RECORDS —
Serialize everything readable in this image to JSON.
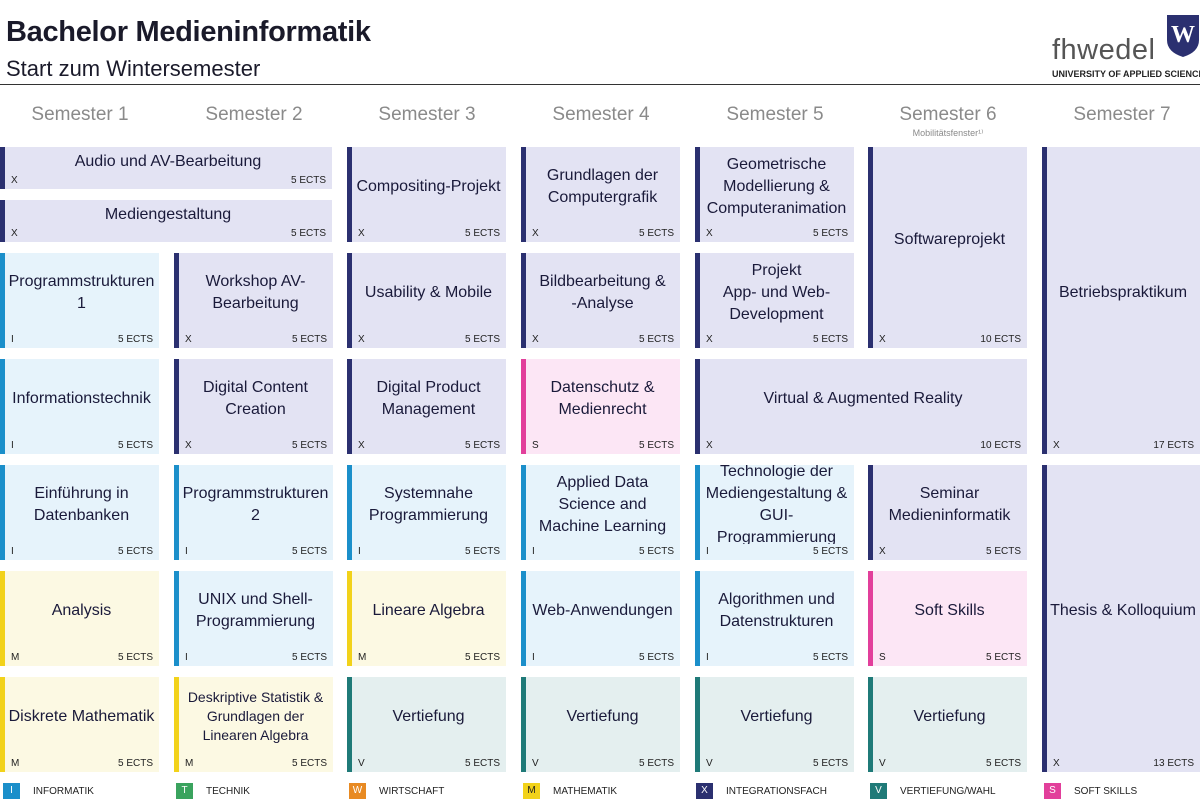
{
  "header": {
    "title": "Bachelor Medieninformatik",
    "subtitle": "Start zum Wintersemester",
    "logo_text": "fhwedel",
    "logo_letter": "W",
    "logo_sub": "UNIVERSITY OF APPLIED SCIENCES"
  },
  "semesters": [
    {
      "label": "Semester 1",
      "note": ""
    },
    {
      "label": "Semester 2",
      "note": ""
    },
    {
      "label": "Semester 3",
      "note": ""
    },
    {
      "label": "Semester 4",
      "note": ""
    },
    {
      "label": "Semester 5",
      "note": ""
    },
    {
      "label": "Semester 6",
      "note": "Mobilitätsfenster¹⁾"
    },
    {
      "label": "Semester 7",
      "note": ""
    }
  ],
  "colors": {
    "I": {
      "bar": "#1b8fca",
      "bg": "#e6f3fb"
    },
    "T": {
      "bar": "#3aa35e",
      "bg": "#e6f4ea"
    },
    "W": {
      "bar": "#e88a22",
      "bg": "#fdf0e2"
    },
    "M": {
      "bar": "#f2d21a",
      "bg": "#fcf9e3"
    },
    "X": {
      "bar": "#2b3070",
      "bg": "#e3e3f3"
    },
    "V": {
      "bar": "#1f7a78",
      "bg": "#e4efef"
    },
    "S": {
      "bar": "#e23f9b",
      "bg": "#fce6f5"
    }
  },
  "modules": [
    {
      "id": "audio-und-av-bearbeitung",
      "col": 0,
      "row": 0,
      "span": 0.5,
      "name": "Audio und AV-Bearbeitung",
      "cat": "X",
      "ects": "5 ECTS"
    },
    {
      "id": "mediengestaltung",
      "col": 0,
      "row": 0.5,
      "span": 0.5,
      "name": "Mediengestaltung",
      "cat": "X",
      "ects": "5 ECTS"
    },
    {
      "id": "programmstrukturen-1",
      "col": 0,
      "row": 1,
      "span": 1,
      "name": "Programmstrukturen\n1",
      "cat": "I",
      "ects": "5 ECTS"
    },
    {
      "id": "informationstechnik",
      "col": 0,
      "row": 2,
      "span": 1,
      "name": "Informationstechnik",
      "cat": "I",
      "ects": "5 ECTS"
    },
    {
      "id": "einfuehrung-in-datenbanken",
      "col": 0,
      "row": 3,
      "span": 1,
      "name": "Einführung in\nDatenbanken",
      "cat": "I",
      "ects": "5 ECTS"
    },
    {
      "id": "analysis",
      "col": 0,
      "row": 4,
      "span": 1,
      "name": "Analysis",
      "cat": "M",
      "ects": "5 ECTS"
    },
    {
      "id": "diskrete-mathematik",
      "col": 0,
      "row": 5,
      "span": 1,
      "name": "Diskrete Mathematik",
      "cat": "M",
      "ects": "5 ECTS"
    },
    {
      "id": "workshop-av-bearbeitung",
      "col": 1,
      "row": 1,
      "span": 1,
      "name": "Workshop AV-\nBearbeitung",
      "cat": "X",
      "ects": "5 ECTS"
    },
    {
      "id": "digital-content-creation",
      "col": 1,
      "row": 2,
      "span": 1,
      "name": "Digital Content\nCreation",
      "cat": "X",
      "ects": "5 ECTS"
    },
    {
      "id": "programmstrukturen-2",
      "col": 1,
      "row": 3,
      "span": 1,
      "name": "Programmstrukturen\n2",
      "cat": "I",
      "ects": "5 ECTS"
    },
    {
      "id": "unix-und-shell-programmierung",
      "col": 1,
      "row": 4,
      "span": 1,
      "name": "UNIX und Shell-\nProgrammierung",
      "cat": "I",
      "ects": "5 ECTS"
    },
    {
      "id": "deskriptive-statistik",
      "col": 1,
      "row": 5,
      "span": 1,
      "name": "Deskriptive Statistik &\nGrundlagen der\nLinearen Algebra",
      "cat": "M",
      "ects": "5 ECTS",
      "small": true
    },
    {
      "id": "compositing-projekt",
      "col": 2,
      "row": 0,
      "span": 1,
      "name": "Compositing-Projekt",
      "cat": "X",
      "ects": "5 ECTS"
    },
    {
      "id": "usability-und-mobile",
      "col": 2,
      "row": 1,
      "span": 1,
      "name": "Usability & Mobile",
      "cat": "X",
      "ects": "5 ECTS"
    },
    {
      "id": "digital-product-management",
      "col": 2,
      "row": 2,
      "span": 1,
      "name": "Digital Product\nManagement",
      "cat": "X",
      "ects": "5 ECTS"
    },
    {
      "id": "systemnahe-programmierung",
      "col": 2,
      "row": 3,
      "span": 1,
      "name": "Systemnahe\nProgrammierung",
      "cat": "I",
      "ects": "5 ECTS"
    },
    {
      "id": "lineare-algebra",
      "col": 2,
      "row": 4,
      "span": 1,
      "name": "Lineare Algebra",
      "cat": "M",
      "ects": "5 ECTS"
    },
    {
      "id": "vertiefung-3",
      "col": 2,
      "row": 5,
      "span": 1,
      "name": "Vertiefung",
      "cat": "V",
      "ects": "5 ECTS"
    },
    {
      "id": "grundlagen-der-computergrafik",
      "col": 3,
      "row": 0,
      "span": 1,
      "name": "Grundlagen der\nComputergrafik",
      "cat": "X",
      "ects": "5 ECTS"
    },
    {
      "id": "bildbearbeitung-und-analyse",
      "col": 3,
      "row": 1,
      "span": 1,
      "name": "Bildbearbeitung &\n-Analyse",
      "cat": "X",
      "ects": "5 ECTS"
    },
    {
      "id": "datenschutz-und-medienrecht",
      "col": 3,
      "row": 2,
      "span": 1,
      "name": "Datenschutz &\nMedienrecht",
      "cat": "S",
      "ects": "5 ECTS"
    },
    {
      "id": "applied-data-science",
      "col": 3,
      "row": 3,
      "span": 1,
      "name": "Applied Data\nScience and\nMachine Learning",
      "cat": "I",
      "ects": "5 ECTS"
    },
    {
      "id": "web-anwendungen",
      "col": 3,
      "row": 4,
      "span": 1,
      "name": "Web-Anwendungen",
      "cat": "I",
      "ects": "5 ECTS"
    },
    {
      "id": "vertiefung-4",
      "col": 3,
      "row": 5,
      "span": 1,
      "name": "Vertiefung",
      "cat": "V",
      "ects": "5 ECTS"
    },
    {
      "id": "geometrische-modellierung",
      "col": 4,
      "row": 0,
      "span": 1,
      "name": "Geometrische\nModellierung &\nComputeranimation",
      "cat": "X",
      "ects": "5 ECTS"
    },
    {
      "id": "projekt-app-und-web-development",
      "col": 4,
      "row": 1,
      "span": 1,
      "name": "Projekt\nApp- und Web-\nDevelopment",
      "cat": "X",
      "ects": "5 ECTS"
    },
    {
      "id": "virtual-und-augmented-reality",
      "col": 4,
      "row": 2,
      "span": 1,
      "wide": 2,
      "name": "Virtual & Augmented Reality",
      "cat": "X",
      "ects": "10 ECTS"
    },
    {
      "id": "technologie-der-mediengestaltung",
      "col": 4,
      "row": 3,
      "span": 1,
      "name": "Technologie der\nMediengestaltung &\nGUI-\nProgrammierung",
      "cat": "I",
      "ects": "5 ECTS"
    },
    {
      "id": "algorithmen-und-datenstrukturen",
      "col": 4,
      "row": 4,
      "span": 1,
      "name": "Algorithmen und\nDatenstrukturen",
      "cat": "I",
      "ects": "5 ECTS"
    },
    {
      "id": "vertiefung-5",
      "col": 4,
      "row": 5,
      "span": 1,
      "name": "Vertiefung",
      "cat": "V",
      "ects": "5 ECTS"
    },
    {
      "id": "softwareprojekt",
      "col": 5,
      "row": 0,
      "span": 2,
      "name": "Softwareprojekt",
      "cat": "X",
      "ects": "10 ECTS"
    },
    {
      "id": "seminar-medieninformatik",
      "col": 5,
      "row": 3,
      "span": 1,
      "name": "Seminar\nMedieninformatik",
      "cat": "X",
      "ects": "5 ECTS"
    },
    {
      "id": "soft-skills",
      "col": 5,
      "row": 4,
      "span": 1,
      "name": "Soft Skills",
      "cat": "S",
      "ects": "5 ECTS"
    },
    {
      "id": "vertiefung-6",
      "col": 5,
      "row": 5,
      "span": 1,
      "name": "Vertiefung",
      "cat": "V",
      "ects": "5 ECTS"
    },
    {
      "id": "betriebspraktikum",
      "col": 6,
      "row": 0,
      "span": 3,
      "name": "Betriebspraktikum",
      "cat": "X",
      "ects": "17 ECTS"
    },
    {
      "id": "thesis-und-kolloquium",
      "col": 6,
      "row": 3,
      "span": 3,
      "name": "Thesis & Kolloquium",
      "cat": "X",
      "ects": "13 ECTS"
    }
  ],
  "legend": [
    {
      "key": "I",
      "label": "INFORMATIK"
    },
    {
      "key": "T",
      "label": "TECHNIK"
    },
    {
      "key": "W",
      "label": "WIRTSCHAFT"
    },
    {
      "key": "M",
      "label": "MATHEMATIK"
    },
    {
      "key": "X",
      "label": "INTEGRATIONSFACH"
    },
    {
      "key": "V",
      "label": "VERTIEFUNG/WAHL"
    },
    {
      "key": "S",
      "label": "SOFT SKILLS"
    }
  ]
}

PROMPT — Copy out every line from the records that has the word "nProgrammierung".

REPLY —
      "name": "UNIX und Shell-\nProgrammierung",
      "name": "Systemnahe\nProgrammierung",
      "name": "Technologie der\nMediengestaltung &\nGUI-\nProgrammierung",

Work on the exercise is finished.